:: PASSAGE TO READ ::
------------------------------

Karel Hasil

Personal information
- Full name: Karel Hasil
- Date of birth: 13 June 1998 (age 28)
- Place of birth: Louny, Czech Republic
- Height: 1.90 m (6 ft 3 in)
- Position: Centre-back

Team information
- Current team: FC Brunnen
- Number: 19

Youth career
- 2004–2012: SEKO Louny
- 2012–2018: Teplice

Senior career*
- Years: Team / Apps / (Gls)
- 2018–2022: Teplice / 7 / (0)
- 2018–2019: → MAS Táborsko (loan) / 20 / (3)
- 2020: → Baník Sokolov (loan) / 13 / (2)
- 2020–2021: → Varnsdorf (loan) / 23 / (0)
- 2022–2023: Sokol Brozany / 30 / (2)
- 2023–: FC Brunnen / 39 / (7)

International career
- 2014: Czech Republic U-16 / 3 / (0)
- 2016: Czech Republic U-18 / 2 / (0)
- 2019: Czech Republic U-20 / 2 / (0)

= Karel Hasil =

Czech footballer

Karel Hasil (born 13 July 1998) is a Czech footballer who played as a centre-back for Swiss 2. Liga Interregional side FC Brunnen.

------------------------------

:: RECORD SET ::

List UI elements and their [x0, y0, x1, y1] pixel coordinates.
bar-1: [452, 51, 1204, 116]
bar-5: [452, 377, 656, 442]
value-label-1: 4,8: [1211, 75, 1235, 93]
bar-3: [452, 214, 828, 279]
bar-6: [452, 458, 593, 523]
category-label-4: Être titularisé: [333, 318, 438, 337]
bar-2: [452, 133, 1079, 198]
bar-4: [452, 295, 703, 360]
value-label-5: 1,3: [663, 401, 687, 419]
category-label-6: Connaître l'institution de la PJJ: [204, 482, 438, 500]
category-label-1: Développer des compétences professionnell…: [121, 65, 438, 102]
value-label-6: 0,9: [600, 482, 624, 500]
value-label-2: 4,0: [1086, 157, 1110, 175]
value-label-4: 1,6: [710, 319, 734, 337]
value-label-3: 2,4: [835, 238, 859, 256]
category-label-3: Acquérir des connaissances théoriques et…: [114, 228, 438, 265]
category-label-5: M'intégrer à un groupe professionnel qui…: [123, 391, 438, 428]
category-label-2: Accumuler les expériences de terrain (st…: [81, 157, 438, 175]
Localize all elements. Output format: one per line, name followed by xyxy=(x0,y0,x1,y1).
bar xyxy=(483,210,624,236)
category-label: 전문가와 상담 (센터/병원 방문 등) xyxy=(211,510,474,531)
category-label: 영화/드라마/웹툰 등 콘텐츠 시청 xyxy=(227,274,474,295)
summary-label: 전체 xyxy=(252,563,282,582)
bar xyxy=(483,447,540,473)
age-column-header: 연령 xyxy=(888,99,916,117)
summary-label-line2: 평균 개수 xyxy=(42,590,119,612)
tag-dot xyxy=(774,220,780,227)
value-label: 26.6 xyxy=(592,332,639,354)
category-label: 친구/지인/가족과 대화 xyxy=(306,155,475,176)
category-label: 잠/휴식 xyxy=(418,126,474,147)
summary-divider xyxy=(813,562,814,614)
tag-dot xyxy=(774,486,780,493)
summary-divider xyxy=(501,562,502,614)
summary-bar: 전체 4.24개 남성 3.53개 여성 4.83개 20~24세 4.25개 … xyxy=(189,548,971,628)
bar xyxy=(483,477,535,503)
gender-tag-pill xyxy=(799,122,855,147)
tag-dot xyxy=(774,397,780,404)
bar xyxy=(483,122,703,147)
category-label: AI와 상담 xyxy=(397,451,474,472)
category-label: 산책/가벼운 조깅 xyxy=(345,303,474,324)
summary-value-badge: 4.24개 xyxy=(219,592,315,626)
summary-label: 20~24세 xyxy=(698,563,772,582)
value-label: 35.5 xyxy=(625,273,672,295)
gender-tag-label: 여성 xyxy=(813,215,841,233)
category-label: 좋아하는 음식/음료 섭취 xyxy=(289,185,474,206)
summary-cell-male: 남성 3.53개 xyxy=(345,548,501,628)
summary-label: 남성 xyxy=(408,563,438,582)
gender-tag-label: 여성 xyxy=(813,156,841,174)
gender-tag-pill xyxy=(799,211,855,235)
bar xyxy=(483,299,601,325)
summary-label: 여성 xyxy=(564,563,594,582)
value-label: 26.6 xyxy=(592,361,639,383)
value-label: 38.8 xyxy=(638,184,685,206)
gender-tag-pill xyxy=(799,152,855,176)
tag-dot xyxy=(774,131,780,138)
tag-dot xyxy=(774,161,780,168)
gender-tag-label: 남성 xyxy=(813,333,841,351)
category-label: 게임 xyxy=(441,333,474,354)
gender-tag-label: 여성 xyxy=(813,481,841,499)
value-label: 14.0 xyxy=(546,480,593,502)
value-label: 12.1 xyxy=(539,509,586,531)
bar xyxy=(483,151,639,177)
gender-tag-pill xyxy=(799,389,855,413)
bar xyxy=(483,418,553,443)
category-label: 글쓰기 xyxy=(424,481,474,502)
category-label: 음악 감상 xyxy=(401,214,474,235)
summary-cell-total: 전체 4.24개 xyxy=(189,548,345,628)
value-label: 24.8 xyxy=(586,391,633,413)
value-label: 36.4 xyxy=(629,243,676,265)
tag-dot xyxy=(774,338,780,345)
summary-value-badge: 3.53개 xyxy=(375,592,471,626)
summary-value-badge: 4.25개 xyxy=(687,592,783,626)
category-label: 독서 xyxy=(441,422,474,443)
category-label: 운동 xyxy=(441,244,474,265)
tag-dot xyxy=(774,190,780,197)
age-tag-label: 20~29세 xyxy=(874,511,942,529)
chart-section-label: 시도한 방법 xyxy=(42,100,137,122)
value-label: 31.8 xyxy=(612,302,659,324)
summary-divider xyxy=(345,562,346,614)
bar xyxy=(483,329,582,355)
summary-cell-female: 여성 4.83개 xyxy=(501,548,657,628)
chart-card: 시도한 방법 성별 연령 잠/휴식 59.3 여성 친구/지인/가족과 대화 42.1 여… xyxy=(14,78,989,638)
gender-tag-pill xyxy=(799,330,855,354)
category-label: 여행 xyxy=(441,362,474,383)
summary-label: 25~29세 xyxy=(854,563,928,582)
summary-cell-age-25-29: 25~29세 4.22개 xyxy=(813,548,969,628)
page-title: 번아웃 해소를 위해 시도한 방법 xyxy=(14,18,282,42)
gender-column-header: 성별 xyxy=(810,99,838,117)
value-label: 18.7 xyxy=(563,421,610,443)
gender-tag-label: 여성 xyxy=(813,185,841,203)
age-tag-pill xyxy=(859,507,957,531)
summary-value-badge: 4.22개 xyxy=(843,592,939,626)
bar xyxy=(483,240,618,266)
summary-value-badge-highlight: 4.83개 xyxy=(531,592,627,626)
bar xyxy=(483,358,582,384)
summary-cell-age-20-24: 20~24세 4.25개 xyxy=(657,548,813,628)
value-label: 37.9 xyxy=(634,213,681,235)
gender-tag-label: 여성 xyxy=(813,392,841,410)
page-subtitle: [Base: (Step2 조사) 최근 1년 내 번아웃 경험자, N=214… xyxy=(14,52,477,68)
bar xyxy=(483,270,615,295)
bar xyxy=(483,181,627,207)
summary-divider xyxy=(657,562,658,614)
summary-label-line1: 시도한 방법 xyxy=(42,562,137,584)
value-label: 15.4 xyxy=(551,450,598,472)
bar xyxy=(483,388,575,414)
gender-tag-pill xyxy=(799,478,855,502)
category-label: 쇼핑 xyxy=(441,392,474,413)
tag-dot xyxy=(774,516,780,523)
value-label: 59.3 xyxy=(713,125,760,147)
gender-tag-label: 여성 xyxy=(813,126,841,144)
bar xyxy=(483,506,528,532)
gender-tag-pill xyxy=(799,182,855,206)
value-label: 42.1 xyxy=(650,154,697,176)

------------------------------

:: APPLY WHAT YOU READ ::
1. For each of the statements (a), (b) and (c), state whether it agrees with the Karel Hasil profile. Answer yes or no and quote the words from the profile that decide it.
(a) Hasil's youth career began at SEKO Louny.
(b) Hasil was loaned to Varnsdorf in 2022.
(c) Hasil wears the number 19 for his current team.
2. List every club that the Karel Hasil profile shows him joining on loan.
3. Continue the Karel Hasil profile from the point where it stops.

:: EXERCISE ANSWERS ::
1.
(a) Yes: "2004–2012: SEKO Louny"
(b) No: "2020–2021: → Varnsdorf (loan)"
(c) Yes: "Number: 19"

2.
- MAS Táborsko
- Baník Sokolov
- Varnsdorf

3.
==Career==
===Teplice===
Born in Louny, Hasil started his career at local club FK SEKO Louny at the age of six, before later moving to FK Teplice at the age of 14. Hasil went through all youth categories in Teplice and was promoted to the club B-team in 2017.

====Loan spells====
To get some experience, Hasil was loaned out to Czech National Football League club FC MAS Táborsko for the 2018–19 season. During the season, he made 20 appearances and scored three goals.

On 29 January 2020, six months after returning from the first loan spell, Hasil was loaned out again, this time to Baník Sokolov, also in the National Football League. At Baník Sokolov, he made 13 appearances and scored two goals. On 21 August 2020, Hasil was loaned out for the third time, to FK Varnsdorf for the 2020–21 season.

====Return to Teplice====
Hasil returned to Teplice in the summer 2021 and was registered for the first team squad. He got his official debut for the club on 30 July 2021 against Slavia Prague. Hasil started on the bench, before replacing Alois Hyčka in the 86th minute.

===Later career===
In July 2022, Hasil joined Bohemian Football League side Sokol Brozany on a free transfer. A year later, in August 2023, Hasil joined Swiss 2. Liga Interregional side FC Brunnen.